▸ **ROWS**
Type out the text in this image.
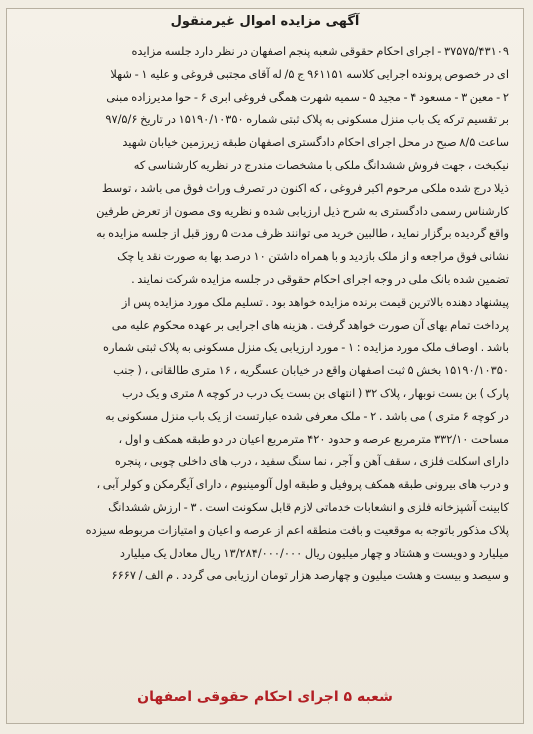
آگهی مزایده اموال غیرمنقول
۳۷۵۷۵/۴۳۱۰۹ - اجرای احکام حقوقی شعبه پنجم اصفهان در نظر دارد جلسه مزایده
ای در خصوص پرونده اجرایی کلاسه ۹۶۱۱۵۱ ج ۵/ له آقای مجتبی فروغی و علیه ۱ - شهلا
۲ - معین ۳ - مسعود ۴ - مجید ۵ - سمیه شهرت همگی فروغی ابری ۶ - حوا مدیرزاده مبنی
بر تقسیم ترکه یک باب منزل مسکونی به پلاک ثبتی شماره ۱۵۱۹۰/۱۰۳۵۰ در تاریخ ۹۷/۵/۶
ساعت ۸/۵ صبح در محل اجرای احکام دادگستری اصفهان طبقه زیرزمین خیابان شهید
نیکبخت ، جهت فروش ششدانگ ملکی با مشخصات مندرج در نظریه کارشناسی که
ذیلا درج شده ملکی مرحوم اکبر فروغی ، که اکنون در تصرف وراث فوق می باشد ، توسط
کارشناس رسمی دادگستری به شرح ذیل ارزیابی شده و نظریه وی مصون از تعرض طرفین
واقع گردیده برگزار نماید ، طالبین خرید می توانند ظرف مدت ۵ روز قبل از جلسه مزایده به
نشانی فوق مراجعه و از ملک بازدید و با همراه داشتن ۱۰ درصد بها به صورت نقد یا چک
تضمین شده بانک ملی در وجه اجرای احکام حقوقی در جلسه مزایده شرکت نمایند .
پیشنهاد دهنده بالاترین قیمت برنده مزایده خواهد بود . تسلیم ملک مورد مزایده پس از
پرداخت تمام بهای آن صورت خواهد گرفت . هزینه های اجرایی بر عهده محکوم علیه می
باشد . اوصاف ملک مورد مزایده : ۱ - مورد ارزیابی یک منزل مسکونی به پلاک ثبتی شماره
۱۵۱۹۰/۱۰۳۵۰ بخش ۵ ثبت اصفهان واقع در خیابان عسگریه ، ۱۶ متری طالقانی ، ( جنب
پارک ) بن بست نوبهار ، پلاک ۳۲ ( انتهای بن بست یک درب در کوچه ۸ متری و یک درب
در کوچه ۶ متری ) می باشد . ۲ - ملک معرفی شده عبارتست از یک باب منزل مسکونی به
مساحت ۳۳۲/۱۰ مترمربع عرصه و حدود ۴۲۰ مترمربع اعیان در دو طبقه همکف و اول ،
دارای اسکلت فلزی ، سقف آهن و آجر ، نما سنگ سفید ، درب های داخلی چوبی ، پنجره
و درب های بیرونی طبقه همکف پروفیل و طبقه اول آلومینیوم ، دارای آیگرمکن و کولر آبی ،
کابینت آشپزخانه فلزی و انشعابات خدماتی لازم قابل سکونت است . ۳ - ارزش ششدانگ
پلاک مذکور باتوجه به موقعیت و بافت منطقه اعم از عرصه و اعیان و امتیازات مربوطه سیزده
میلیارد و دویست و هشتاد و چهار میلیون ریال ۱۳/۲۸۴/۰۰۰/۰۰۰ ریال معادل یک میلیارد
و سیصد و بیست و هشت میلیون و چهارصد هزار تومان ارزیابی می گردد . م الف / ۶۶۶۷
شعبه ۵ اجرای احکام حقوقی اصفهان
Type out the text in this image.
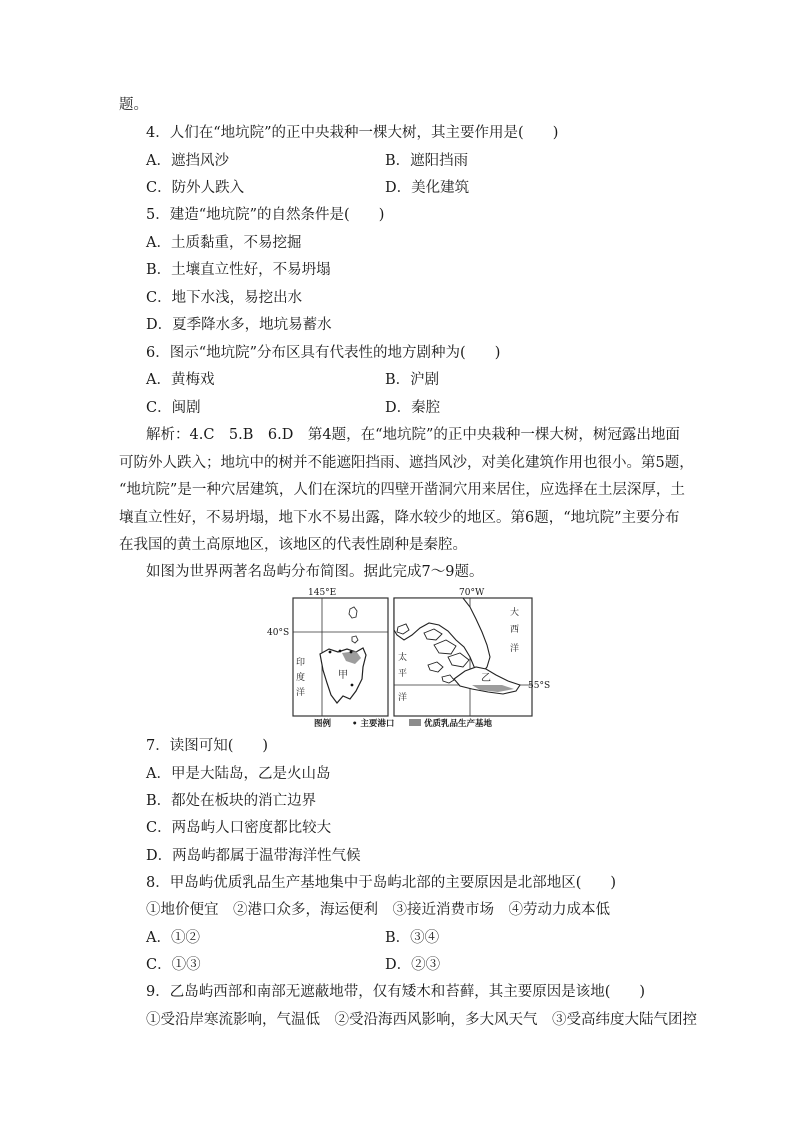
题。
4．人们在“地坑院”的正中央栽种一棵大树，其主要作用是(　　)
A．遮挡风沙	B．遮阳挡雨
C．防外人跌入	D．美化建筑
5．建造“地坑院”的自然条件是(　　)
A．土质黏重，不易挖掘
B．土壤直立性好，不易坍塌
C．地下水浅，易挖出水
D．夏季降水多，地坑易蓄水
6．图示“地坑院”分布区具有代表性的地方剧种为(　　)
A．黄梅戏	B．沪剧
C．闽剧	D．秦腔
解析：4.C　5.B　6.D　第4题，在“地坑院”的正中央栽种一棵大树，树冠露出地面
可防外人跌入；地坑中的树并不能遮阳挡雨、遮挡风沙，对美化建筑作用也很小。第5题，
“地坑院”是一种穴居建筑，人们在深坑的四壁开凿洞穴用来居住，应选择在土层深厚，土
壤直立性好，不易坍塌，地下水不易出露，降水较少的地区。第6题，“地坑院”主要分布
在我国的黄土高原地区，该地区的代表性剧种是秦腔。
如图为世界两著名岛屿分布简图。据此完成7～9题。
145°E
40°S
印
度
洋
甲
70°W
55°S
乙
太
平
洋
大
西
洋
图例 • 主要港口	优质乳品生产基地
7．读图可知(　　)
A．甲是大陆岛，乙是火山岛
B．都处在板块的消亡边界
C．两岛屿人口密度都比较大
D．两岛屿都属于温带海洋性气候
8．甲岛屿优质乳品生产基地集中于岛屿北部的主要原因是北部地区(　　)
①地价便宜　②港口众多，海运便利　③接近消费市场　④劳动力成本低
A．①②	B．③④
C．①③	D．②③
9．乙岛屿西部和南部无遮蔽地带，仅有矮木和苔藓，其主要原因是该地(　　)
①受沿岸寒流影响，气温低　②受沿海西风影响，多大风天气　③受高纬度大陆气团控
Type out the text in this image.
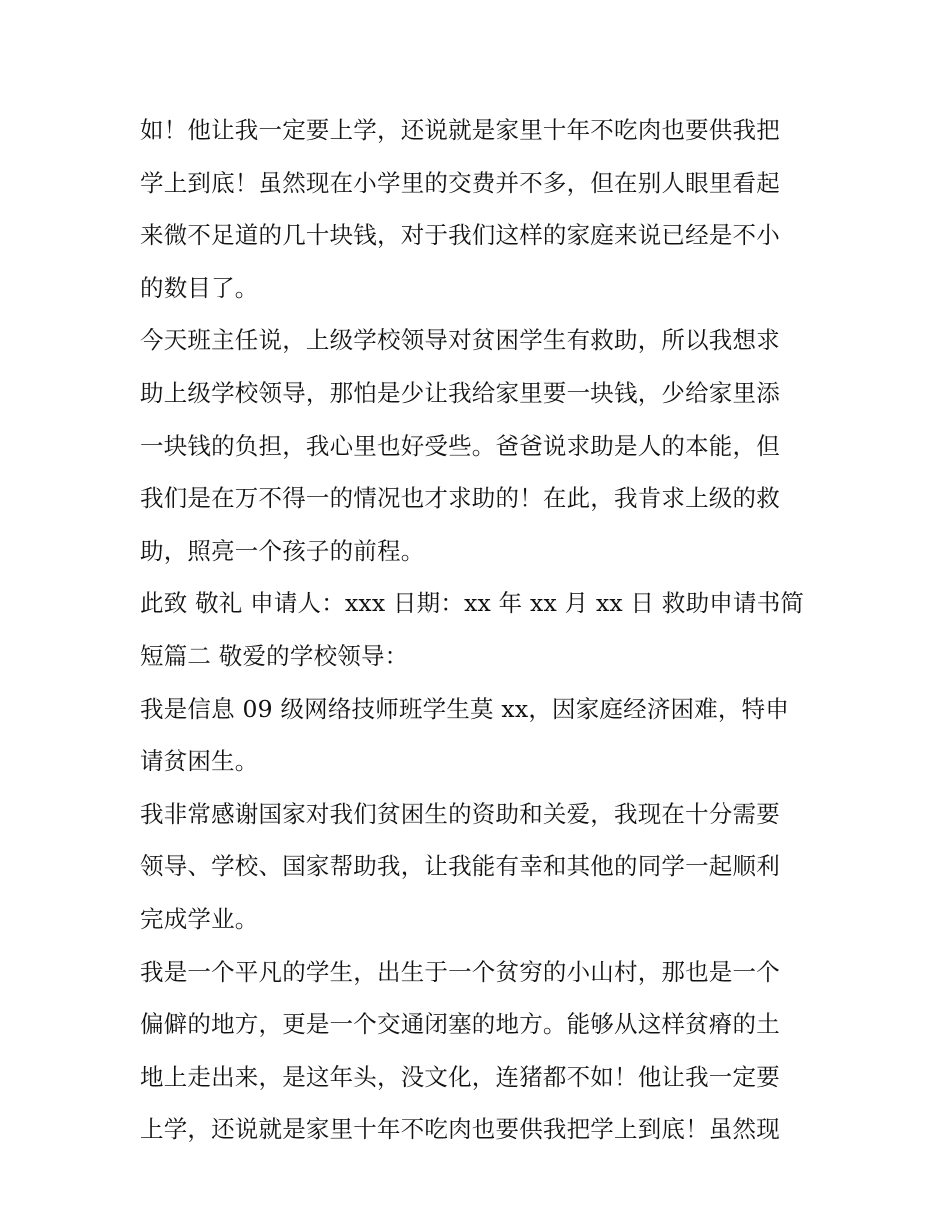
如！他让我一定要上学，还说就是家里十年不吃肉也要供我把
学上到底！虽然现在小学里的交费并不多，但在别人眼里看起
来微不足道的几十块钱，对于我们这样的家庭来说已经是不小
的数目了。
今天班主任说，上级学校领导对贫困学生有救助，所以我想求
助上级学校领导，那怕是少让我给家里要一块钱，少给家里添
一块钱的负担，我心里也好受些。爸爸说求助是人的本能，但
我们是在万不得一的情况也才求助的！在此，我肯求上级的救
助，照亮一个孩子的前程。
此致 敬礼 申请人：xxx 日期：xx 年 xx 月 xx 日 救助申请书简
短篇二 敬爱的学校领导：
我是信息 09 级网络技师班学生莫 xx，因家庭经济困难，特申
请贫困生。
我非常感谢国家对我们贫困生的资助和关爱，我现在十分需要
领导、学校、国家帮助我，让我能有幸和其他的同学一起顺利
完成学业。
我是一个平凡的学生，出生于一个贫穷的小山村，那也是一个
偏僻的地方，更是一个交通闭塞的地方。能够从这样贫瘠的土
地上走出来，是这年头，没文化，连猪都不如！他让我一定要
上学，还说就是家里十年不吃肉也要供我把学上到底！虽然现
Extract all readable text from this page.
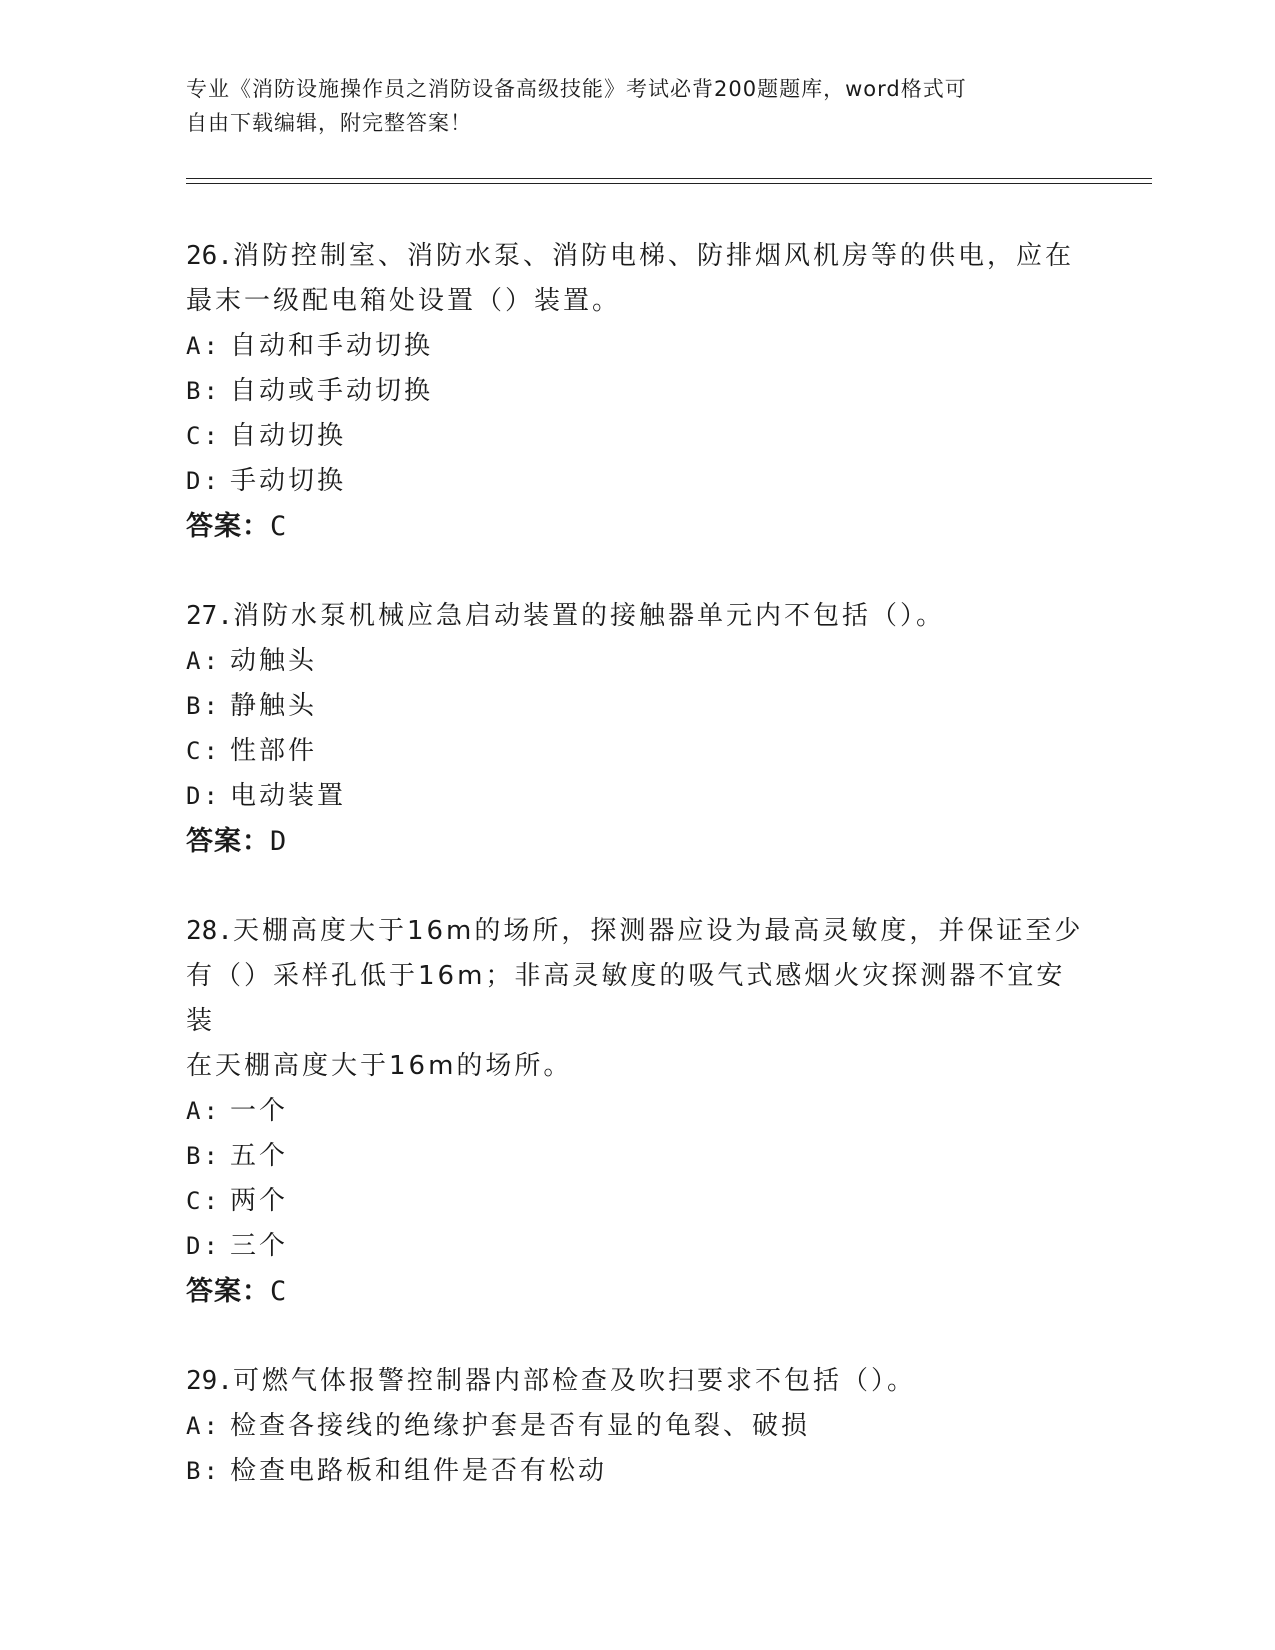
专业《消防设施操作员之消防设备高级技能》考试必背200题题库，word格式可
自由下载编辑，附完整答案！

26.消防控制室、消防水泵、消防电梯、防排烟风机房等的供电，应在

最末一级配电箱处设置（）装置。

A: 自动和手动切换

B: 自动或手动切换

C: 自动切换

D: 手动切换

答案：C

27.消防水泵机械应急启动装置的接触器单元内不包括（）。

A: 动触头

B: 静触头

C: 性部件

D: 电动装置

答案：D

28.天棚高度大于16m的场所，探测器应设为最高灵敏度，并保证至少

有（）采样孔低于16m；非高灵敏度的吸气式感烟火灾探测器不宜安装

在天棚高度大于16m的场所。

A: 一个

B: 五个

C: 两个

D: 三个

答案：C

29.可燃气体报警控制器内部检查及吹扫要求不包括（）。

A: 检查各接线的绝缘护套是否有显的龟裂、破损

B: 检查电路板和组件是否有松动
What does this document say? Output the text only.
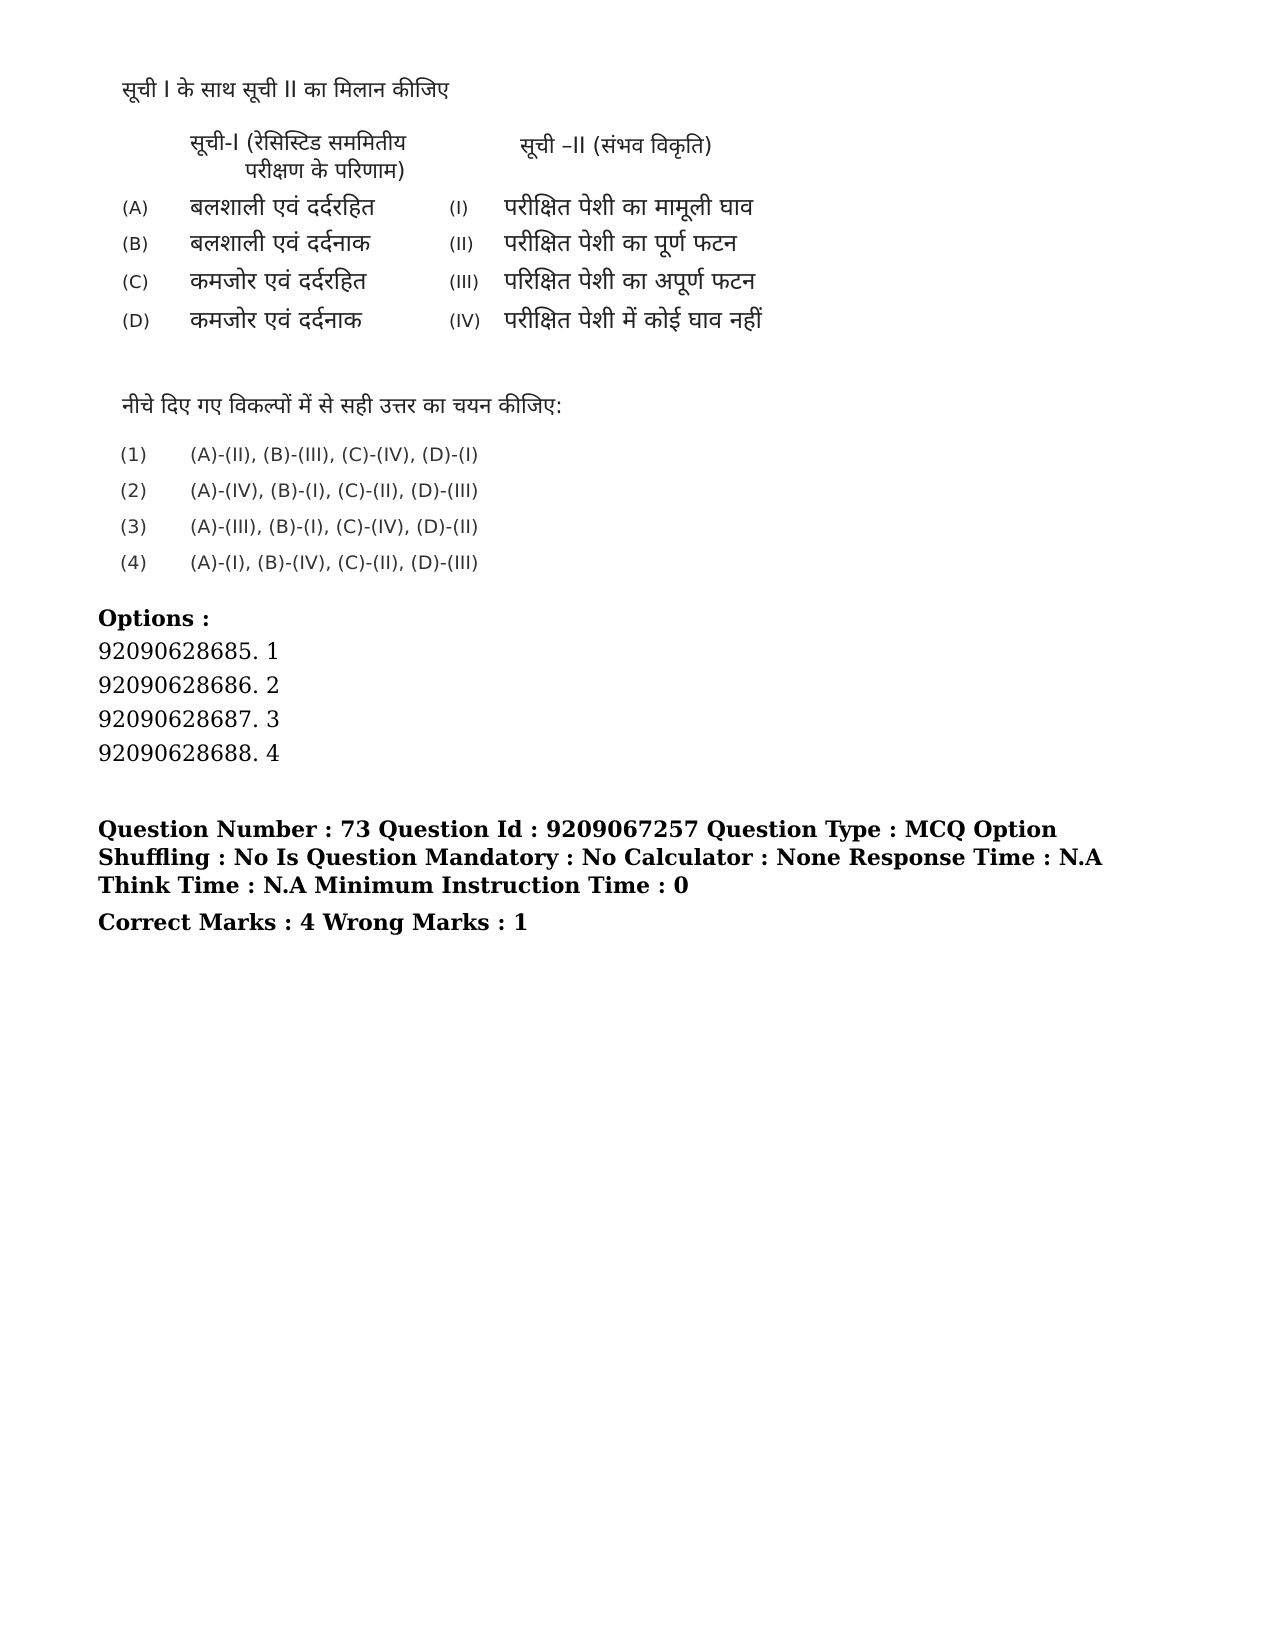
सूची I के साथ सूची II का मिलान कीजिए
सूची-I (रेसिस्टिड सममितीय
परीक्षण के परिणाम)
सूची –II (संभव विकृति)
(A) बलशाली एवं दर्दरहित	(I) परीक्षित पेशी का मामूली घाव
(B) बलशाली एवं दर्दनाक	(II) परीक्षित पेशी का पूर्ण फटन
(C) कमजोर एवं दर्दरहित	(III) परिक्षित पेशी का अपूर्ण फटन
(D) कमजोर एवं दर्दनाक	(IV) परीक्षित पेशी में कोई घाव नहीं
नीचे दिए गए विकल्पों में से सही उत्तर का चयन कीजिए:
(1) (A)-(II), (B)-(III), (C)-(IV), (D)-(I)
(2) (A)-(IV), (B)-(I), (C)-(II), (D)-(III)
(3) (A)-(III), (B)-(I), (C)-(IV), (D)-(II)
(4) (A)-(I), (B)-(IV), (C)-(II), (D)-(III)
Options :
92090628685. 1
92090628686. 2
92090628687. 3
92090628688. 4
Question Number : 73 Question Id : 9209067257 Question Type : MCQ Option Shuffling : No Is Question Mandatory : No Calculator : None Response Time : N.A Think Time : N.A Minimum Instruction Time : 0
Correct Marks : 4 Wrong Marks : 1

▸ **REQUIRED TASK**
All lines from the one holding "What does this" to the end of the listing above need to be duplicated exactly. None of the pictures should be included.

▸ **OUTPUT OF THE EXERCISE**
What does this document say? Output the text only.
सूची I के साथ सूची II का मिलान कीजिए
सूची-I (रेसिस्टिड सममितीय
परीक्षण के परिणाम)
सूची –II (संभव विकृति)
(A) बलशाली एवं दर्दरहित	(I) परीक्षित पेशी का मामूली घाव
(B) बलशाली एवं दर्दनाक	(II) परीक्षित पेशी का पूर्ण फटन
(C) कमजोर एवं दर्दरहित	(III) परिक्षित पेशी का अपूर्ण फटन
(D) कमजोर एवं दर्दनाक	(IV) परीक्षित पेशी में कोई घाव नहीं
नीचे दिए गए विकल्पों में से सही उत्तर का चयन कीजिए:
(1) (A)-(II), (B)-(III), (C)-(IV), (D)-(I)
(2) (A)-(IV), (B)-(I), (C)-(II), (D)-(III)
(3) (A)-(III), (B)-(I), (C)-(IV), (D)-(II)
(4) (A)-(I), (B)-(IV), (C)-(II), (D)-(III)
Options :
92090628685. 1
92090628686. 2
92090628687. 3
92090628688. 4
Question Number : 73 Question Id : 9209067257 Question Type : MCQ Option Shuffling : No Is Question Mandatory : No Calculator : None Response Time : N.A Think Time : N.A Minimum Instruction Time : 0
Correct Marks : 4 Wrong Marks : 1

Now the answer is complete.